== Records ==
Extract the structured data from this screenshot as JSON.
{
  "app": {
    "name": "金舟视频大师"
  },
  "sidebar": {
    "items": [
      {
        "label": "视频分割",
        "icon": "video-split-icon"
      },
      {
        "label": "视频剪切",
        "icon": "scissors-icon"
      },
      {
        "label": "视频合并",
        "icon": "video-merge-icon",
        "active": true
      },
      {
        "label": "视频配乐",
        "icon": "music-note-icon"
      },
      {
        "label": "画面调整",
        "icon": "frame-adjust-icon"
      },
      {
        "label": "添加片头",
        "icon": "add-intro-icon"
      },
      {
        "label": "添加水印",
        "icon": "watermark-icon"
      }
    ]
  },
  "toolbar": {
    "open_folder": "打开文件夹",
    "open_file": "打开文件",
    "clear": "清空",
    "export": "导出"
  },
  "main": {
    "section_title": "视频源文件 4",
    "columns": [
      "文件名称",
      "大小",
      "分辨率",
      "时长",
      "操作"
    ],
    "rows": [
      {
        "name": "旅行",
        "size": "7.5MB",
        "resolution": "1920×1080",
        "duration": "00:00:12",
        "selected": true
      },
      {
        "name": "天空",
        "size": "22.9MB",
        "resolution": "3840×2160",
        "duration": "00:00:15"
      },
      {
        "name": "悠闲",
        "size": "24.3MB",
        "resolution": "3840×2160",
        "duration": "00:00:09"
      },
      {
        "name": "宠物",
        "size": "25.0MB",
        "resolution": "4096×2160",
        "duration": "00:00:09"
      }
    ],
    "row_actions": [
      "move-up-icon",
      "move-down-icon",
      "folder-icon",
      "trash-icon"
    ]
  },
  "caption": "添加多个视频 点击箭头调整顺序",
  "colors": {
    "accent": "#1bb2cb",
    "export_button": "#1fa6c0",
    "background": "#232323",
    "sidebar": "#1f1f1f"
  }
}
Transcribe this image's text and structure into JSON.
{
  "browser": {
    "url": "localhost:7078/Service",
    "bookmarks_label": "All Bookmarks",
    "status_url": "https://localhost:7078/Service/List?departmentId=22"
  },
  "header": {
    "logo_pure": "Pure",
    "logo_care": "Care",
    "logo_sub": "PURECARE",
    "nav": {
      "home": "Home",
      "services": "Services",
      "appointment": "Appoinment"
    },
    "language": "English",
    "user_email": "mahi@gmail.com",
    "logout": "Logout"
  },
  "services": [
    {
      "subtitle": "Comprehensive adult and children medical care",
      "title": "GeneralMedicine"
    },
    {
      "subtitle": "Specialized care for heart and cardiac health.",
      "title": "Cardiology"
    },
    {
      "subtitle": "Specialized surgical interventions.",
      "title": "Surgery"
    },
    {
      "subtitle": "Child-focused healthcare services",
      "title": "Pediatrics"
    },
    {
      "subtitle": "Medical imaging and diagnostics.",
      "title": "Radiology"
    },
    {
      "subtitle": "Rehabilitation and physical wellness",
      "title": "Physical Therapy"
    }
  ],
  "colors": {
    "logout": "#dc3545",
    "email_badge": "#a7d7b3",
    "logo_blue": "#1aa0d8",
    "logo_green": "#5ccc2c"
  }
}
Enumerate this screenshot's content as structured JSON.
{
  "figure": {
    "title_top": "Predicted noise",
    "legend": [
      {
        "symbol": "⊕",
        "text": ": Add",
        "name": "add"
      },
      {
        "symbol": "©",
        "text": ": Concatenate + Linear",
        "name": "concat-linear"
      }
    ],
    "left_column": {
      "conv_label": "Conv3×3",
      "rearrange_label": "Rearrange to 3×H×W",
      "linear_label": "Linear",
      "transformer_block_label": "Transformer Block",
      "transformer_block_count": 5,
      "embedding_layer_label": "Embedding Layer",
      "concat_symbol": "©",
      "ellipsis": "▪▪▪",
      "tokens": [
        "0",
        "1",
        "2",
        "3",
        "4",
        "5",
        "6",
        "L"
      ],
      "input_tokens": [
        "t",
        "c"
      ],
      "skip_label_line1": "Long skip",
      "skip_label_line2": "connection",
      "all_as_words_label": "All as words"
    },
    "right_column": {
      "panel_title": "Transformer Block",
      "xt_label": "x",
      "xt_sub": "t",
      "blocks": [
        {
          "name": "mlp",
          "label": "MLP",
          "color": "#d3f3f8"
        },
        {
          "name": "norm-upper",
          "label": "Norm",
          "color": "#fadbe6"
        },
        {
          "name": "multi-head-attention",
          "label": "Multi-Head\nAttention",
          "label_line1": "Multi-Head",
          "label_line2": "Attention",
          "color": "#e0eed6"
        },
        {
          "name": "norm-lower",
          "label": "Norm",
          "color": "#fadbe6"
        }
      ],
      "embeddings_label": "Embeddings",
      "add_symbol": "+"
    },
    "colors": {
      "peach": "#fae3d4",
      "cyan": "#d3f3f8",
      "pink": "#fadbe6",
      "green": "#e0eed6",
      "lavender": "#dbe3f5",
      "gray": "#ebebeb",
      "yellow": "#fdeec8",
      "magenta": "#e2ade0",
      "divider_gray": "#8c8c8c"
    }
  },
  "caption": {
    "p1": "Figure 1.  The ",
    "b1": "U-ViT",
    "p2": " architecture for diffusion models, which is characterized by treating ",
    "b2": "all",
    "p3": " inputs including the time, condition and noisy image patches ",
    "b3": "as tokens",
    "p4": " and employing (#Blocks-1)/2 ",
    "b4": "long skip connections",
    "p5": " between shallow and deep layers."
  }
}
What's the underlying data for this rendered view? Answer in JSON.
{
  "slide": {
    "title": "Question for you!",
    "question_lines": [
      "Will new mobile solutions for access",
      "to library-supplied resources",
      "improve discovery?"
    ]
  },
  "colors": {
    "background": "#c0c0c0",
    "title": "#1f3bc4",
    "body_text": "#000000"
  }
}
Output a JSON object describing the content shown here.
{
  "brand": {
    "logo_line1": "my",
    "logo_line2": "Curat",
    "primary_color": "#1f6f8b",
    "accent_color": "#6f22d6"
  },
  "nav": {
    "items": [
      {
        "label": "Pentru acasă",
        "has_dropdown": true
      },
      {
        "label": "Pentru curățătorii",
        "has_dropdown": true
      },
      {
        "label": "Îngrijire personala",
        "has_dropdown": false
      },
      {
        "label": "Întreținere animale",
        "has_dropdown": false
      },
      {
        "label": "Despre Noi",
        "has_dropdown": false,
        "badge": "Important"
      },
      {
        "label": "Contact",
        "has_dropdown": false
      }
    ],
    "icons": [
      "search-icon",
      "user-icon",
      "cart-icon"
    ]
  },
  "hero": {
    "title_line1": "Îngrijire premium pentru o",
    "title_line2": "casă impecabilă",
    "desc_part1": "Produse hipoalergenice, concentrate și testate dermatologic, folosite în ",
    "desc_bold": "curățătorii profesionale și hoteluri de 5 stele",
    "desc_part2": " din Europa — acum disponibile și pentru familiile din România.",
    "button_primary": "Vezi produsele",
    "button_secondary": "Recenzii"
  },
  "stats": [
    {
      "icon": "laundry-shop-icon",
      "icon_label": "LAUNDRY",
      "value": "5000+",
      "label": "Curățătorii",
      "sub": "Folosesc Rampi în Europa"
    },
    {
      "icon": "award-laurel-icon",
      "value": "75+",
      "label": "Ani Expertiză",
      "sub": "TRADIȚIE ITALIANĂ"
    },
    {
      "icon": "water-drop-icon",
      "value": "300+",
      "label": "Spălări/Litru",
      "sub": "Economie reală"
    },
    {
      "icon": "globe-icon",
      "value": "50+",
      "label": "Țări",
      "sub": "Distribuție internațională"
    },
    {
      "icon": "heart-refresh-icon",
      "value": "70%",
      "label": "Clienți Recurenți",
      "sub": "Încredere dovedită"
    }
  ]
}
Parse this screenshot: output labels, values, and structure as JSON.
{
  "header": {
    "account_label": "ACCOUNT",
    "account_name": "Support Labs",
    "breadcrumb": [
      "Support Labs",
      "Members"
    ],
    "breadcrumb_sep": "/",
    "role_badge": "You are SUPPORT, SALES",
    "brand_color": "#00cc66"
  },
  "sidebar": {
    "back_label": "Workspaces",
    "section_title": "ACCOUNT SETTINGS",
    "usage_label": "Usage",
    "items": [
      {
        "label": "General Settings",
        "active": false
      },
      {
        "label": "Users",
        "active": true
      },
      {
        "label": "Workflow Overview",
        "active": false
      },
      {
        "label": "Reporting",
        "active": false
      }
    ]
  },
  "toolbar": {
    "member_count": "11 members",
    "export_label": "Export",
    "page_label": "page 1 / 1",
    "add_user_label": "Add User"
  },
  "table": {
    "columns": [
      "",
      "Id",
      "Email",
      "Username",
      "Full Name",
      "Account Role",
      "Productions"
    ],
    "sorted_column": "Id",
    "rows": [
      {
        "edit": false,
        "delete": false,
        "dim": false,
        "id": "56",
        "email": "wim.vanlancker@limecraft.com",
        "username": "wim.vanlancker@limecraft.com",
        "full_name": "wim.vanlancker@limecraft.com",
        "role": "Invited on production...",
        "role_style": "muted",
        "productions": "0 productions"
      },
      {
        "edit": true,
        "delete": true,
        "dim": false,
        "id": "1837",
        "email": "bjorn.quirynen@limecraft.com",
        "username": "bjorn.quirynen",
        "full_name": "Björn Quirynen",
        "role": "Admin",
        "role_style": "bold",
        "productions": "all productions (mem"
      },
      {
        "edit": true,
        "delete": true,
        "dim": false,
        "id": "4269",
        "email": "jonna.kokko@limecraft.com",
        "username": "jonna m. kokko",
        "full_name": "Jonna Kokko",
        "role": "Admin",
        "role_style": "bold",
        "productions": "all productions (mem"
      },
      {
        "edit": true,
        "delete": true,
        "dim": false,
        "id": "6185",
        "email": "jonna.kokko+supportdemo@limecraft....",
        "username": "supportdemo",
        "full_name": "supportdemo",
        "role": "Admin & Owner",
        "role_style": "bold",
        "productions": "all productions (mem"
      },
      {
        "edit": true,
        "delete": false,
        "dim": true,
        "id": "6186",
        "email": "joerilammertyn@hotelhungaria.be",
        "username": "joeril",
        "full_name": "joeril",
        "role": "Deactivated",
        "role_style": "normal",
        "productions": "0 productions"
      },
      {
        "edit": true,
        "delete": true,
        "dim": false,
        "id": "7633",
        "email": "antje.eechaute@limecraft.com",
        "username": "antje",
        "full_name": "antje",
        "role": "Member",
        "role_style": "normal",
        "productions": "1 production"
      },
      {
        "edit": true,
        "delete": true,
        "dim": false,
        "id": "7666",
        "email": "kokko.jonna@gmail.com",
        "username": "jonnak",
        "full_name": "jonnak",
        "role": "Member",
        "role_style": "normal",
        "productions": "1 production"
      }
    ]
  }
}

== Task to carry out ==
Check each line of the entries above, and show every one holding the word "services".

== Result of this task ==
      "services": "Services",
  "services": [
      "subtitle": "Child-focused healthcare services",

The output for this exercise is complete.